→ **Job**:
Omit the images. Copy each entry word for word.

→ **Extracted records**:
>> Begin
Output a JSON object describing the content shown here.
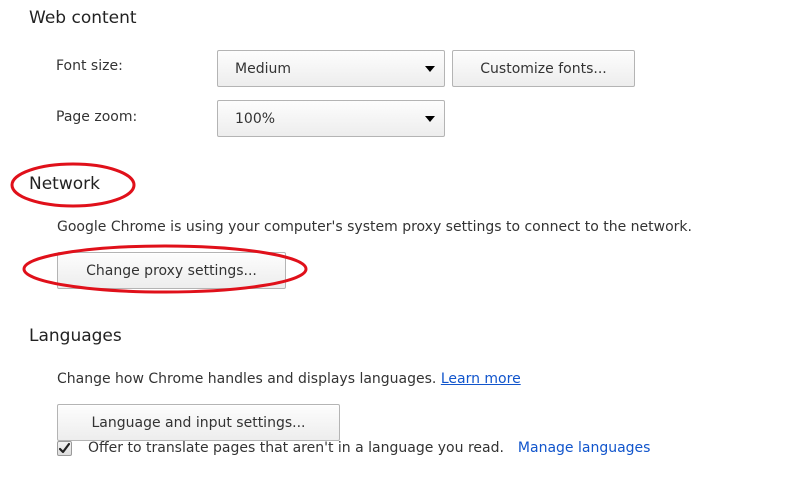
{
  "web_content": {
    "title": "Web content",
    "font_size_label": "Font size:",
    "font_size_value": "Medium",
    "customize_fonts_label": "Customize fonts...",
    "page_zoom_label": "Page zoom:",
    "page_zoom_value": "100%"
  },
  "network": {
    "title": "Network",
    "description": "Google Chrome is using your computer's system proxy settings to connect to the network.",
    "change_proxy_label": "Change proxy settings..."
  },
  "languages": {
    "title": "Languages",
    "description": "Change how Chrome handles and displays languages.",
    "learn_more_label": "Learn more",
    "language_settings_label": "Language and input settings...",
    "translate_checkbox_label": "Offer to translate pages that aren't in a language you read.",
    "translate_checked": true,
    "manage_languages_label": "Manage languages"
  },
  "colors": {
    "link": "#1155cc",
    "annotation_red": "#e0101a"
  }
}
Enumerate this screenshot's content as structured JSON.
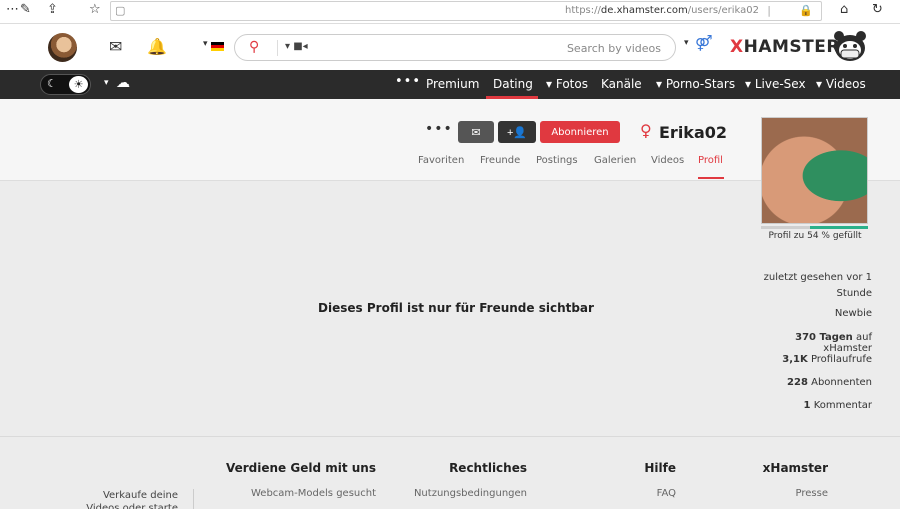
>> End
→ **Solution**:
Output a JSON object describing the content shown here.
{
  "web_content": {
    "title": "Web content",
    "font_size_label": "Font size:",
    "font_size_value": "Medium",
    "customize_fonts_label": "Customize fonts...",
    "page_zoom_label": "Page zoom:",
    "page_zoom_value": "100%"
  },
  "network": {
    "title": "Network",
    "description": "Google Chrome is using your computer's system proxy settings to connect to the network.",
    "change_proxy_label": "Change proxy settings..."
  },
  "languages": {
    "title": "Languages",
    "description": "Change how Chrome handles and displays languages.",
    "learn_more_label": "Learn more",
    "language_settings_label": "Language and input settings...",
    "translate_checkbox_label": "Offer to translate pages that aren't in a language you read.",
    "translate_checked": true,
    "manage_languages_label": "Manage languages"
  },
  "colors": {
    "link": "#1155cc",
    "annotation_red": "#e0101a"
  }
}
Enumerate this screenshot's content as structured JSON.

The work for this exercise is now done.